Stored entries:
=-=-=
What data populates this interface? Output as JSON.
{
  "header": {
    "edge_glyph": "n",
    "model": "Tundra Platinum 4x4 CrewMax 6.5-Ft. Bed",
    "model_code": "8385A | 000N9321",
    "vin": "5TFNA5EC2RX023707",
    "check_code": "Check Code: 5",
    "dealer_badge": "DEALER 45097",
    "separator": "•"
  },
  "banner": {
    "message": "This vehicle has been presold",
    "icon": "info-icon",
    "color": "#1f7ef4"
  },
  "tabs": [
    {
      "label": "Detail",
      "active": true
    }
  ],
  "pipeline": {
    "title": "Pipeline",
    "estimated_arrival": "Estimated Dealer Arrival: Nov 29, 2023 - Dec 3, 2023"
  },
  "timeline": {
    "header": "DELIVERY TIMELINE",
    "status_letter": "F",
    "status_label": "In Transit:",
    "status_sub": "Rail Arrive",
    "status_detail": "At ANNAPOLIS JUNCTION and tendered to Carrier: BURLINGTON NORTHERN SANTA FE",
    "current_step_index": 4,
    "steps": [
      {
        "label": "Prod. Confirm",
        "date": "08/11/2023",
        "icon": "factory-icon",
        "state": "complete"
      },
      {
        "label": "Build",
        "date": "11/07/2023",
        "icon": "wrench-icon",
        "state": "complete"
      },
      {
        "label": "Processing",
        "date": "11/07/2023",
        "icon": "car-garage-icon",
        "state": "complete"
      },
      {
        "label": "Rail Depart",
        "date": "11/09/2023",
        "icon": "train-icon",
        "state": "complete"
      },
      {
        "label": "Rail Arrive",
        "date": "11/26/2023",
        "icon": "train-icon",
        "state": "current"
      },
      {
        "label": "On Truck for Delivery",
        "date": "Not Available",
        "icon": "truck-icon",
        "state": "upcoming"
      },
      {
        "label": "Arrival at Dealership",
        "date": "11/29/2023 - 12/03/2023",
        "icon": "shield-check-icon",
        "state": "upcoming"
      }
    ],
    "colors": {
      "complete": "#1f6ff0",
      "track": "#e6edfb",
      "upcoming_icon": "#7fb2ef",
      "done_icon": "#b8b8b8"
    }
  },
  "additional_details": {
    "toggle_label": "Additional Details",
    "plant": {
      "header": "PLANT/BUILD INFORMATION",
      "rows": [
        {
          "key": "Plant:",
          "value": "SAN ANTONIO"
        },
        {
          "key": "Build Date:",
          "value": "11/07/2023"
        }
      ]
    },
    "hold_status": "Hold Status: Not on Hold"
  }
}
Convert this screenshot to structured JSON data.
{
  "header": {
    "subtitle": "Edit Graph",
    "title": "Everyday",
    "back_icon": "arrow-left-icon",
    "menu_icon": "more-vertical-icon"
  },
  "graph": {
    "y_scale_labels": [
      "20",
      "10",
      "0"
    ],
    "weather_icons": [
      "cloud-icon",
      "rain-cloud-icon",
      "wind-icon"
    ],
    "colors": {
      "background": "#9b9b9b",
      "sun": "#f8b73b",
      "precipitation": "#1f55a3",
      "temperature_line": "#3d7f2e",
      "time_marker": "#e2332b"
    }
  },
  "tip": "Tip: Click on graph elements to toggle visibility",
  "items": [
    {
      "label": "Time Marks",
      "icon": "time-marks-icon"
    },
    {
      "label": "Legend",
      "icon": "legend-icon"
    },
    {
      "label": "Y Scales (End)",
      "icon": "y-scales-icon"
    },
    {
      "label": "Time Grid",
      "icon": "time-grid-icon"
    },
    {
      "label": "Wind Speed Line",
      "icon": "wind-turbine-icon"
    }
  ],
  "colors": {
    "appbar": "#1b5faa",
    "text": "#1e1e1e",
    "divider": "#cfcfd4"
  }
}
=-=-=
## Exercise instructions
Find the word "Arrival" in the data and show each line that holds it.

## Worked answer
    "estimated_arrival": "Estimated Dealer Arrival: Nov 29, 2023 - Dec 3, 2023"
        "label": "Arrival at Dealership",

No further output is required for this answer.